**INSTRUCTIONS FOR THE TASK**:
The data below is to be returned in full and exactly.

**INFORMATION GIVEN**:
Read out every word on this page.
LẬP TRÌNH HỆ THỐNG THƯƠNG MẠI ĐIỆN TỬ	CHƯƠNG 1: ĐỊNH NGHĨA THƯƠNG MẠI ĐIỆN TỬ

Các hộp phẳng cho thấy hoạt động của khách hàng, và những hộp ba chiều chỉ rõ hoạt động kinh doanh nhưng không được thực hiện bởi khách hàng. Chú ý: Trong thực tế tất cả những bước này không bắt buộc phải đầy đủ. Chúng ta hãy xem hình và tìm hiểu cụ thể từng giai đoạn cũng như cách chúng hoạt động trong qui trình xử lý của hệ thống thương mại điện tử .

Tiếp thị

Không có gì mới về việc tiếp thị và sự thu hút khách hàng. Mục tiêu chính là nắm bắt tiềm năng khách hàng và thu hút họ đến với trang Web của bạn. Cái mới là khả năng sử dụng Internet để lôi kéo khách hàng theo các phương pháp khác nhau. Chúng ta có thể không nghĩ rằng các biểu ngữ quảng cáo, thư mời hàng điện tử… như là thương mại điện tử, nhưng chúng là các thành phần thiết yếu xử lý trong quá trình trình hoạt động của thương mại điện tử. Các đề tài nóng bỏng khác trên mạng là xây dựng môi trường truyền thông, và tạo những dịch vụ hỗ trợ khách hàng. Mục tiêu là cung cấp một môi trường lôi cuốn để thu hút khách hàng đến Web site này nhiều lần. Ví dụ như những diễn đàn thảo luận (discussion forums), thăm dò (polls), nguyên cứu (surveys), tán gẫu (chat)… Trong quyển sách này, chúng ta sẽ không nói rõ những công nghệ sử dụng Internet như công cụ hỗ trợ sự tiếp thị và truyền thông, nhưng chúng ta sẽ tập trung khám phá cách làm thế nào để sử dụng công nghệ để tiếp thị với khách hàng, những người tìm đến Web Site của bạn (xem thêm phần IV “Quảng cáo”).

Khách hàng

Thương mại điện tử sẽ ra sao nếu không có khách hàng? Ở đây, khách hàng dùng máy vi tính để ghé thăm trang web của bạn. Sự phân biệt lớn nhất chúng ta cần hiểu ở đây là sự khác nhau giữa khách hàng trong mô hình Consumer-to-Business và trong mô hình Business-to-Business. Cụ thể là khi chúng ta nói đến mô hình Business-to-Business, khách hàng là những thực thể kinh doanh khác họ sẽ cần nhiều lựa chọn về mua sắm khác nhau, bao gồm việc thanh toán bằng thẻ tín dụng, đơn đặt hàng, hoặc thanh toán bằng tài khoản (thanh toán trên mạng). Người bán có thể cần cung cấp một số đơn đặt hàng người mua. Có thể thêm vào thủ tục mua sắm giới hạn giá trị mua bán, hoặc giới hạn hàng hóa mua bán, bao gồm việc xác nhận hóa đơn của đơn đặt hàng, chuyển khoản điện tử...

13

**EXERCISE OUTPUT**:
Read out every word on this page.
LẬP TRÌNH HỆ THỐNG THƯƠNG MẠI ĐIỆN TỬ	CHƯƠNG 1: ĐỊNH NGHĨA THƯƠNG MẠI ĐIỆN TỬ

Các hộp phẳng cho thấy hoạt động của khách hàng, và những hộp ba chiều chỉ rõ hoạt động kinh doanh nhưng không được thực hiện bởi khách hàng. Chú ý: Trong thực tế tất cả những bước này không bắt buộc phải đầy đủ. Chúng ta hãy xem hình và tìm hiểu cụ thể từng giai đoạn cũng như cách chúng hoạt động trong qui trình xử lý của hệ thống thương mại điện tử .

Tiếp thị

Không có gì mới về việc tiếp thị và sự thu hút khách hàng. Mục tiêu chính là nắm bắt tiềm năng khách hàng và thu hút họ đến với trang Web của bạn. Cái mới là khả năng sử dụng Internet để lôi kéo khách hàng theo các phương pháp khác nhau. Chúng ta có thể không nghĩ rằng các biểu ngữ quảng cáo, thư mời hàng điện tử… như là thương mại điện tử, nhưng chúng là các thành phần thiết yếu xử lý trong quá trình trình hoạt động của thương mại điện tử. Các đề tài nóng bỏng khác trên mạng là xây dựng môi trường truyền thông, và tạo những dịch vụ hỗ trợ khách hàng. Mục tiêu là cung cấp một môi trường lôi cuốn để thu hút khách hàng đến Web site này nhiều lần. Ví dụ như những diễn đàn thảo luận (discussion forums), thăm dò (polls), nguyên cứu (surveys), tán gẫu (chat)… Trong quyển sách này, chúng ta sẽ không nói rõ những công nghệ sử dụng Internet như công cụ hỗ trợ sự tiếp thị và truyền thông, nhưng chúng ta sẽ tập trung khám phá cách làm thế nào để sử dụng công nghệ để tiếp thị với khách hàng, những người tìm đến Web Site của bạn (xem thêm phần IV “Quảng cáo”).

Khách hàng

Thương mại điện tử sẽ ra sao nếu không có khách hàng? Ở đây, khách hàng dùng máy vi tính để ghé thăm trang web của bạn. Sự phân biệt lớn nhất chúng ta cần hiểu ở đây là sự khác nhau giữa khách hàng trong mô hình Consumer-to-Business và trong mô hình Business-to-Business. Cụ thể là khi chúng ta nói đến mô hình Business-to-Business, khách hàng là những thực thể kinh doanh khác họ sẽ cần nhiều lựa chọn về mua sắm khác nhau, bao gồm việc thanh toán bằng thẻ tín dụng, đơn đặt hàng, hoặc thanh toán bằng tài khoản (thanh toán trên mạng). Người bán có thể cần cung cấp một số đơn đặt hàng người mua. Có thể thêm vào thủ tục mua sắm giới hạn giá trị mua bán, hoặc giới hạn hàng hóa mua bán, bao gồm việc xác nhận hóa đơn của đơn đặt hàng, chuyển khoản điện tử...

13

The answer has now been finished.